WHAT NEEDS TO BE DONE: Write out the material below exactly, beginning at the line that contains "Output a JSON" and ending with its last line, both ends included; write nothing else.
* * * * * * * * *
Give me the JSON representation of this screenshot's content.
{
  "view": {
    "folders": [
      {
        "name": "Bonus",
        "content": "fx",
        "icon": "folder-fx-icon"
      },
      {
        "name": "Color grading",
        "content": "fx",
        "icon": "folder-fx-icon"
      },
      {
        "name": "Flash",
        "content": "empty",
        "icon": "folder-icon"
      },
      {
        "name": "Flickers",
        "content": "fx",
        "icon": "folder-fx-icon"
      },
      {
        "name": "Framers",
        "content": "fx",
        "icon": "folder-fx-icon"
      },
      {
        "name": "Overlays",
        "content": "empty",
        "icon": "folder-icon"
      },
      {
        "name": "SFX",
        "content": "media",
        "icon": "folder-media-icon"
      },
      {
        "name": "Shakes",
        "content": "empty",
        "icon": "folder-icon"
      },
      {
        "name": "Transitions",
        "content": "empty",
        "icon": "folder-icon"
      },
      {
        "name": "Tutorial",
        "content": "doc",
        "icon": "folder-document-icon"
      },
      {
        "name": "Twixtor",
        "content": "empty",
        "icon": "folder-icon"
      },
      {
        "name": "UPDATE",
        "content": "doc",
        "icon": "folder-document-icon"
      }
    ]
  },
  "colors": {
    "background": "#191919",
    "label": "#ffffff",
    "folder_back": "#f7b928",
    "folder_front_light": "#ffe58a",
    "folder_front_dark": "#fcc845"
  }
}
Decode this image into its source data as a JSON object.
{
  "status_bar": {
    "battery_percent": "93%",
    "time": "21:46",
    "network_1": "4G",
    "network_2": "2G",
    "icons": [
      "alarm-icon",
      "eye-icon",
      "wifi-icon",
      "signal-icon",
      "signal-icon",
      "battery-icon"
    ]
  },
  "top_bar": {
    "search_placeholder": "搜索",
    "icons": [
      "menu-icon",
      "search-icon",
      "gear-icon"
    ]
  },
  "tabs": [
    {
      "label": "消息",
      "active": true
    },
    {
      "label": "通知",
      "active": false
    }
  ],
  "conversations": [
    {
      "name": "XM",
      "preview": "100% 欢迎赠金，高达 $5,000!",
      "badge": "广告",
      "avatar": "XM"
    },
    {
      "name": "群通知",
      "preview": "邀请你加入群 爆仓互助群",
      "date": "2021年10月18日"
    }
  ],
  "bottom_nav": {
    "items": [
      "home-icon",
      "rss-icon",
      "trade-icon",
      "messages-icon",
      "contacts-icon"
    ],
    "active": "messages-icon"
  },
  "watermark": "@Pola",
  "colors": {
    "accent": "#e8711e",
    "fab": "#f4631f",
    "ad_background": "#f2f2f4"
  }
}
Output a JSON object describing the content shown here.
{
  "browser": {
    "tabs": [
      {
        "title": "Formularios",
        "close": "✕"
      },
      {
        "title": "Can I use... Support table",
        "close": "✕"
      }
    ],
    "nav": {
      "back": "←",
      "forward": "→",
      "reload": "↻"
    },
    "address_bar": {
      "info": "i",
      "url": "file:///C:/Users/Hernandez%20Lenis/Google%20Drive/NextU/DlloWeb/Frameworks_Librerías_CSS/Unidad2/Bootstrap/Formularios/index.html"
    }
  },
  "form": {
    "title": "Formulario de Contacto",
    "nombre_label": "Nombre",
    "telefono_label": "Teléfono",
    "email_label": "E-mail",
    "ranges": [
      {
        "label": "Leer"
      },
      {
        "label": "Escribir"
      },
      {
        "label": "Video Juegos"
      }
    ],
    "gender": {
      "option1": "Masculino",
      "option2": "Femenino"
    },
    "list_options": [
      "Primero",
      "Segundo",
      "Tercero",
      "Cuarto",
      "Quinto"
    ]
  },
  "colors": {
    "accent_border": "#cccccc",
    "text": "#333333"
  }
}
* * * * * * * * *
EXERCISE SOLUTION:
Output a JSON object describing the content shown here.
{
  "browser": {
    "tabs": [
      {
        "title": "Formularios",
        "close": "✕"
      },
      {
        "title": "Can I use... Support table",
        "close": "✕"
      }
    ],
    "nav": {
      "back": "←",
      "forward": "→",
      "reload": "↻"
    },
    "address_bar": {
      "info": "i",
      "url": "file:///C:/Users/Hernandez%20Lenis/Google%20Drive/NextU/DlloWeb/Frameworks_Librerías_CSS/Unidad2/Bootstrap/Formularios/index.html"
    }
  },
  "form": {
    "title": "Formulario de Contacto",
    "nombre_label": "Nombre",
    "telefono_label": "Teléfono",
    "email_label": "E-mail",
    "ranges": [
      {
        "label": "Leer"
      },
      {
        "label": "Escribir"
      },
      {
        "label": "Video Juegos"
      }
    ],
    "gender": {
      "option1": "Masculino",
      "option2": "Femenino"
    },
    "list_options": [
      "Primero",
      "Segundo",
      "Tercero",
      "Cuarto",
      "Quinto"
    ]
  },
  "colors": {
    "accent_border": "#cccccc",
    "text": "#333333"
  }
}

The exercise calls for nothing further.